Stated problem:
Once the pictures are set aside, transcribe the remaining data exactly.

(Data records)
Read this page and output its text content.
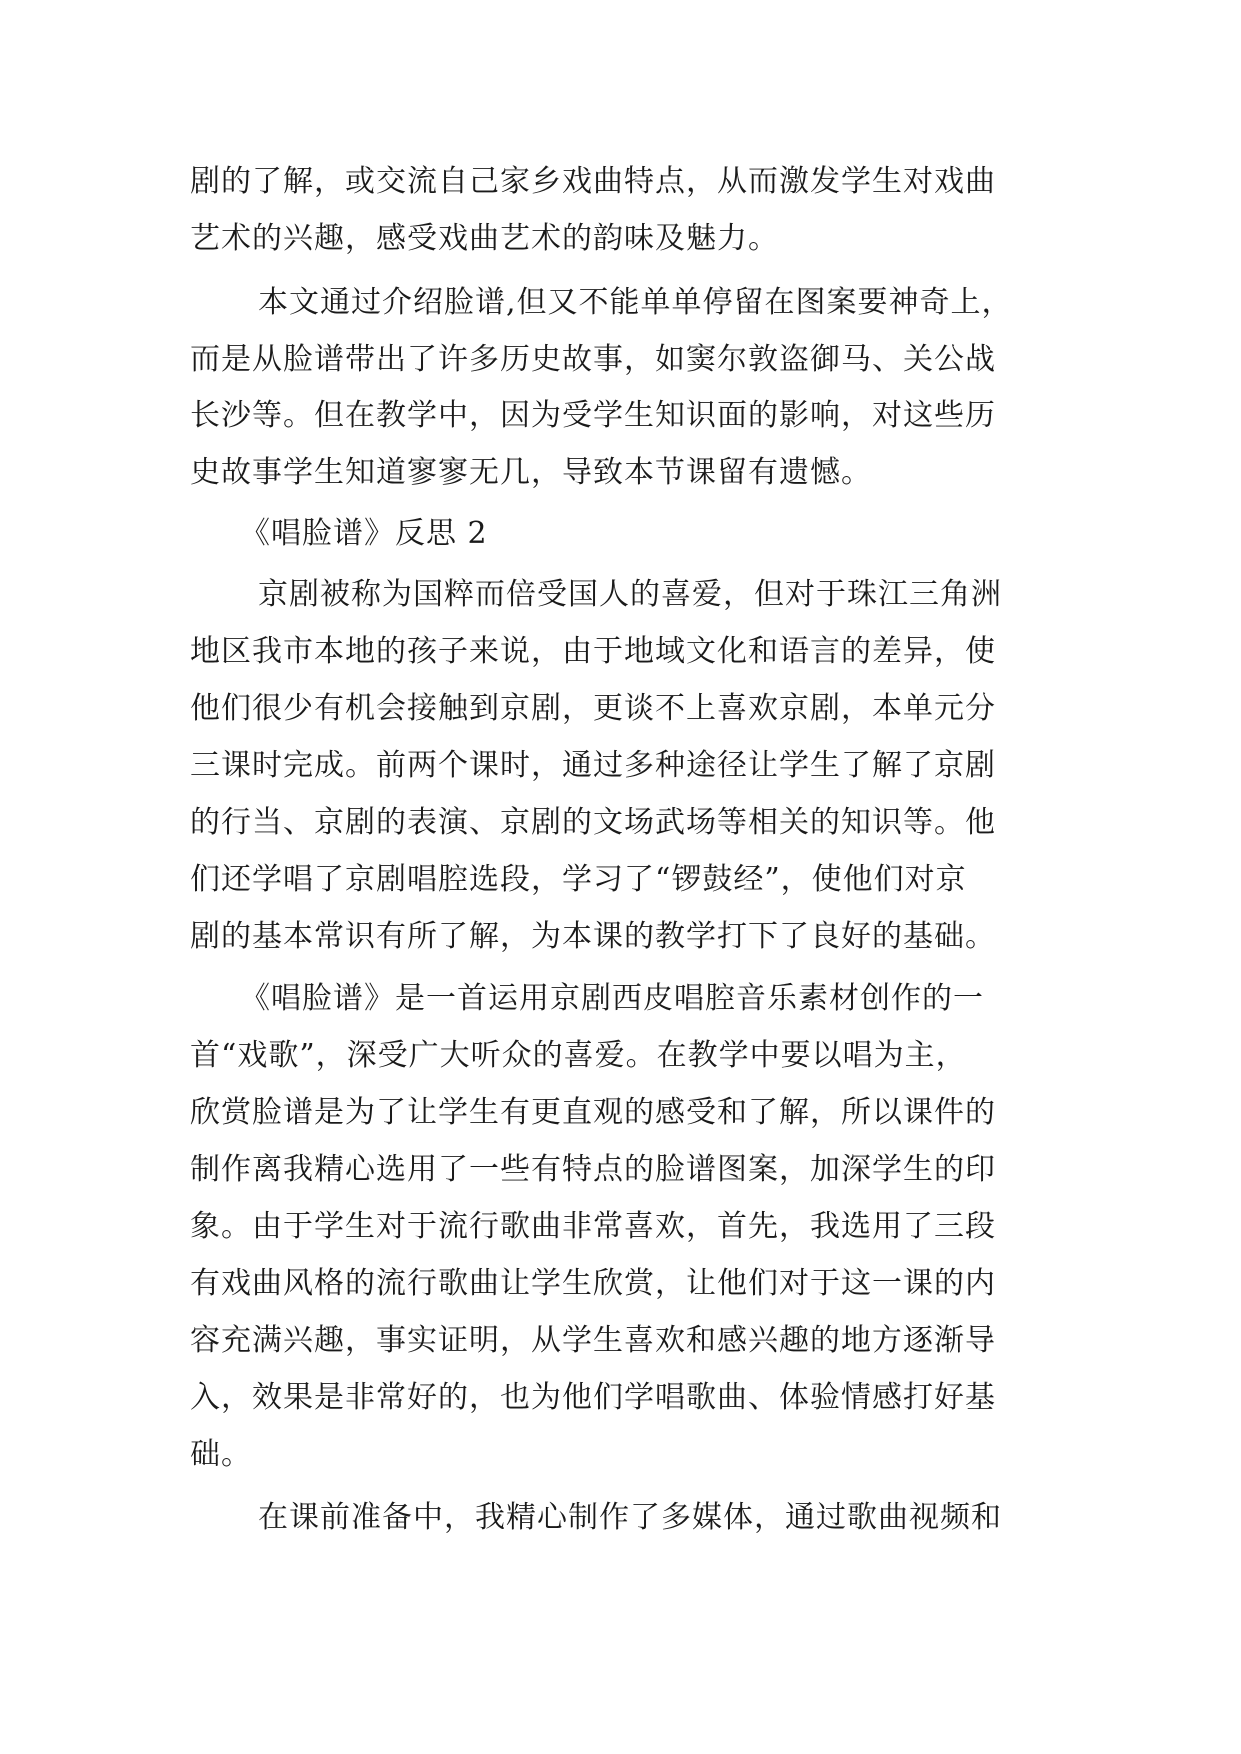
剧的了解，或交流自己家乡戏曲特点，从而激发学生对戏曲
艺术的兴趣，感受戏曲艺术的韵味及魅力。
本文通过介绍脸谱,但又不能单单停留在图案要神奇上，
而是从脸谱带出了许多历史故事，如窦尔敦盗御马、关公战
长沙等。但在教学中，因为受学生知识面的影响，对这些历
史故事学生知道寥寥无几，导致本节课留有遗憾。
《唱脸谱》反思 2
京剧被称为国粹而倍受国人的喜爱，但对于珠江三角洲
地区我市本地的孩子来说，由于地域文化和语言的差异，使
他们很少有机会接触到京剧，更谈不上喜欢京剧，本单元分
三课时完成。前两个课时，通过多种途径让学生了解了京剧
的行当、京剧的表演、京剧的文场武场等相关的知识等。他
们还学唱了京剧唱腔选段，学习了“锣鼓经”，使他们对京
剧的基本常识有所了解，为本课的教学打下了良好的基础。
《唱脸谱》是一首运用京剧西皮唱腔音乐素材创作的一
首“戏歌”，深受广大听众的喜爱。在教学中要以唱为主，
欣赏脸谱是为了让学生有更直观的感受和了解，所以课件的
制作离我精心选用了一些有特点的脸谱图案，加深学生的印
象。由于学生对于流行歌曲非常喜欢，首先，我选用了三段
有戏曲风格的流行歌曲让学生欣赏，让他们对于这一课的内
容充满兴趣，事实证明，从学生喜欢和感兴趣的地方逐渐导
入，效果是非常好的，也为他们学唱歌曲、体验情感打好基
础。
在课前准备中，我精心制作了多媒体，通过歌曲视频和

In response:
Read this page and output its text content.
剧的了解，或交流自己家乡戏曲特点，从而激发学生对戏曲
艺术的兴趣，感受戏曲艺术的韵味及魅力。
本文通过介绍脸谱,但又不能单单停留在图案要神奇上，
而是从脸谱带出了许多历史故事，如窦尔敦盗御马、关公战
长沙等。但在教学中，因为受学生知识面的影响，对这些历
史故事学生知道寥寥无几，导致本节课留有遗憾。
《唱脸谱》反思 2
京剧被称为国粹而倍受国人的喜爱，但对于珠江三角洲
地区我市本地的孩子来说，由于地域文化和语言的差异，使
他们很少有机会接触到京剧，更谈不上喜欢京剧，本单元分
三课时完成。前两个课时，通过多种途径让学生了解了京剧
的行当、京剧的表演、京剧的文场武场等相关的知识等。他
们还学唱了京剧唱腔选段，学习了“锣鼓经”，使他们对京
剧的基本常识有所了解，为本课的教学打下了良好的基础。
《唱脸谱》是一首运用京剧西皮唱腔音乐素材创作的一
首“戏歌”，深受广大听众的喜爱。在教学中要以唱为主，
欣赏脸谱是为了让学生有更直观的感受和了解，所以课件的
制作离我精心选用了一些有特点的脸谱图案，加深学生的印
象。由于学生对于流行歌曲非常喜欢，首先，我选用了三段
有戏曲风格的流行歌曲让学生欣赏，让他们对于这一课的内
容充满兴趣，事实证明，从学生喜欢和感兴趣的地方逐渐导
入，效果是非常好的，也为他们学唱歌曲、体验情感打好基
础。
在课前准备中，我精心制作了多媒体，通过歌曲视频和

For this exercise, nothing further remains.